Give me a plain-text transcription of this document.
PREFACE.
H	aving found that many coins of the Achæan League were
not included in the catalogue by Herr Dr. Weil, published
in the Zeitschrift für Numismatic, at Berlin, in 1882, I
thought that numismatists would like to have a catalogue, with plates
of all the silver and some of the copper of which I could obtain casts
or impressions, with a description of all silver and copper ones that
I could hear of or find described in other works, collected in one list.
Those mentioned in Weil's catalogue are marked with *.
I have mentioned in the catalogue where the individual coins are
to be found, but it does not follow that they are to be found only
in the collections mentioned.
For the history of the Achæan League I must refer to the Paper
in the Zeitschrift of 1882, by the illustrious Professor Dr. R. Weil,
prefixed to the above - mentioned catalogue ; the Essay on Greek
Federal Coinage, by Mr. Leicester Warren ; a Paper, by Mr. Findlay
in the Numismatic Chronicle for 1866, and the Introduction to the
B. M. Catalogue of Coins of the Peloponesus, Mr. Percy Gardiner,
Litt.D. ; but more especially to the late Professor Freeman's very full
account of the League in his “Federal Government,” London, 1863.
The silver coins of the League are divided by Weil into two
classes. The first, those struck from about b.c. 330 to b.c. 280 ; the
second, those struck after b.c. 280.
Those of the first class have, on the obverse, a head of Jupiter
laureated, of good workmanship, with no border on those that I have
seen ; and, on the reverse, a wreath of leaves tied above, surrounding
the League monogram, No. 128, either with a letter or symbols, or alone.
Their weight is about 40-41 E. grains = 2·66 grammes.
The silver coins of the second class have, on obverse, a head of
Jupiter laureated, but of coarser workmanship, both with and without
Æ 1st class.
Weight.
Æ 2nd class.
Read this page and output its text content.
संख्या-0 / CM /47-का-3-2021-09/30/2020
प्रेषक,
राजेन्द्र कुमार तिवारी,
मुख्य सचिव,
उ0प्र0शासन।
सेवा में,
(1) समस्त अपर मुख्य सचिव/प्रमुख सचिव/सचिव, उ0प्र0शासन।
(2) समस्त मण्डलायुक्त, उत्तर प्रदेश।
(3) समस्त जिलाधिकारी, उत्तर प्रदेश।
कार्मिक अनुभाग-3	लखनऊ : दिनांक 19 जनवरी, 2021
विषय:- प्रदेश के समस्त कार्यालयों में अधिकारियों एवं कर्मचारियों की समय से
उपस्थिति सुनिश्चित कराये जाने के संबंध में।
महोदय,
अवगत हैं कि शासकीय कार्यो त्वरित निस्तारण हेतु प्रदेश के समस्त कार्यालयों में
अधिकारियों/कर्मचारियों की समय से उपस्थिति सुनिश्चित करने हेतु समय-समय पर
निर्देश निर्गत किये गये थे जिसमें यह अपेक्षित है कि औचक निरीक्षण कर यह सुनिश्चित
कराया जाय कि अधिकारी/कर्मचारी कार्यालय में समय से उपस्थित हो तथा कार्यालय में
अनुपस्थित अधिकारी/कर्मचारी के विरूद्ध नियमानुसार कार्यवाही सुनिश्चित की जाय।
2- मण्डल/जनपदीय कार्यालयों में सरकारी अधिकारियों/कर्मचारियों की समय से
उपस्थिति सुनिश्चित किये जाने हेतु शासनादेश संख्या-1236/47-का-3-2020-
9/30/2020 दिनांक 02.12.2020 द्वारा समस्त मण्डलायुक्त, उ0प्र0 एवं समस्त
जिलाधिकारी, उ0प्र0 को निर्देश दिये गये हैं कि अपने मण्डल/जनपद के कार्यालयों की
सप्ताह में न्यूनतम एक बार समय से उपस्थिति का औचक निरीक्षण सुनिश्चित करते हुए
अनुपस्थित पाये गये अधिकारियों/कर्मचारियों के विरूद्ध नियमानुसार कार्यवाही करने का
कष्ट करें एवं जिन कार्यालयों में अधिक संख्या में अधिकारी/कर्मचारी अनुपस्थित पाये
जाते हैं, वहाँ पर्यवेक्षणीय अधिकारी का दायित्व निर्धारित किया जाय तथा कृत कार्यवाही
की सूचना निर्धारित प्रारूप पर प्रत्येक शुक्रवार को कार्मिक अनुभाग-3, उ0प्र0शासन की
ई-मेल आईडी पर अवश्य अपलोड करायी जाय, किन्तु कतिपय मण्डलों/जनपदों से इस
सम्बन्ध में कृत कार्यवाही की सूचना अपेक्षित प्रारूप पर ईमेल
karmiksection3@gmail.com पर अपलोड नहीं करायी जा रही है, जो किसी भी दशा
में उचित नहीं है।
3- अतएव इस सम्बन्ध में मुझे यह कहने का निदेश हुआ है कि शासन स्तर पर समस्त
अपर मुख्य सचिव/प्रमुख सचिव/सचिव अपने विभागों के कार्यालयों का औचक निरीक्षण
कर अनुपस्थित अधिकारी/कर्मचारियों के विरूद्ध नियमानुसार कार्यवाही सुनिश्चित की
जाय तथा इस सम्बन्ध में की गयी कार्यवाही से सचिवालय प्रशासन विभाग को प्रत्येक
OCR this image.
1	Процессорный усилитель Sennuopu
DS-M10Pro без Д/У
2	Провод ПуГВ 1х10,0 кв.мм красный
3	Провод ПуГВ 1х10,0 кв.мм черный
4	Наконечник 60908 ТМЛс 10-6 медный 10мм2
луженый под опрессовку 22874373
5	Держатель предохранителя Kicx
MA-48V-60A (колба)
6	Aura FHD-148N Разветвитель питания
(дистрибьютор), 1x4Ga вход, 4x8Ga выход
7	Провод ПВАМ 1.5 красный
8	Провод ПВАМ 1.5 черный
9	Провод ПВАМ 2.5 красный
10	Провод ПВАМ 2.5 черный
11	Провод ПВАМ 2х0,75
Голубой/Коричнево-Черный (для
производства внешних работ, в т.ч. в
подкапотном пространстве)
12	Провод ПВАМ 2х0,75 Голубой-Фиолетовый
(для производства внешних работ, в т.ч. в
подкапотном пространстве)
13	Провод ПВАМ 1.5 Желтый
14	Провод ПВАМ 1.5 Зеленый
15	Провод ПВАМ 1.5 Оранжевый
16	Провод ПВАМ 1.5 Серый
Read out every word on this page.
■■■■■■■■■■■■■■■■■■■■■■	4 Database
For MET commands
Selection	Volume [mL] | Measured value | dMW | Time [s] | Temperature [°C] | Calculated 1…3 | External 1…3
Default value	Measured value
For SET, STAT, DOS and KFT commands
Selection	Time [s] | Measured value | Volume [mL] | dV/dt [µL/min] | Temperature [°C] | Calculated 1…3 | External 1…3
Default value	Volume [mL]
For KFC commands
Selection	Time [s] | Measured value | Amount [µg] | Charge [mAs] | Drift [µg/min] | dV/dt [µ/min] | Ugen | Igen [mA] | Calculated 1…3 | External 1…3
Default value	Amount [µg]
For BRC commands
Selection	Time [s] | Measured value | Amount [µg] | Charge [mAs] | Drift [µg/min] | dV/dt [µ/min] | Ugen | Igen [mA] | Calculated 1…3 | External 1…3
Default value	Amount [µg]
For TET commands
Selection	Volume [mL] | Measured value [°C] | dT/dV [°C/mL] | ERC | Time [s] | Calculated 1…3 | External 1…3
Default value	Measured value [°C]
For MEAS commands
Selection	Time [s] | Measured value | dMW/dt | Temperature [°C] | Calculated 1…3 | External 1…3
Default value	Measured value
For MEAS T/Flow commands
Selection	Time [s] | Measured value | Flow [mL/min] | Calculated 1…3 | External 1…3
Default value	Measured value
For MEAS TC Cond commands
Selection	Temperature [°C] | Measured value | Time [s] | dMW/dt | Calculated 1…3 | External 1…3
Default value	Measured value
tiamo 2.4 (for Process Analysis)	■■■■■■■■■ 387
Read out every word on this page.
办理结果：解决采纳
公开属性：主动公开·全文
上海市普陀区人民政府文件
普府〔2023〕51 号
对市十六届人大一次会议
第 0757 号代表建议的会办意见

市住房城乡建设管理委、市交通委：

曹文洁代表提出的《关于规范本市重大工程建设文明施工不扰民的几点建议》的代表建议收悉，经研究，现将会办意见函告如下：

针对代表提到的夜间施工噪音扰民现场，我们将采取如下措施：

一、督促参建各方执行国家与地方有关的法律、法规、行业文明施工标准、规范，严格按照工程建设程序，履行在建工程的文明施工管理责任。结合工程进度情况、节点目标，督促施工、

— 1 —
● ● ● ● ● ● ●
■ **What you need to do**: Go over the data above and copy every line that has the word "Temperature" in it.

■ **Problem solution**:
Selection	Volume [mL] | Measured value | dMW | Time [s] | Temperature [°C] | Calculated 1…3 | External 1…3
Selection	Time [s] | Measured value | Volume [mL] | dV/dt [µL/min] | Temperature [°C] | Calculated 1…3 | External 1…3
Selection	Time [s] | Measured value | dMW/dt | Temperature [°C] | Calculated 1…3 | External 1…3
Selection	Temperature [°C] | Measured value | Time [s] | dMW/dt | Calculated 1…3 | External 1…3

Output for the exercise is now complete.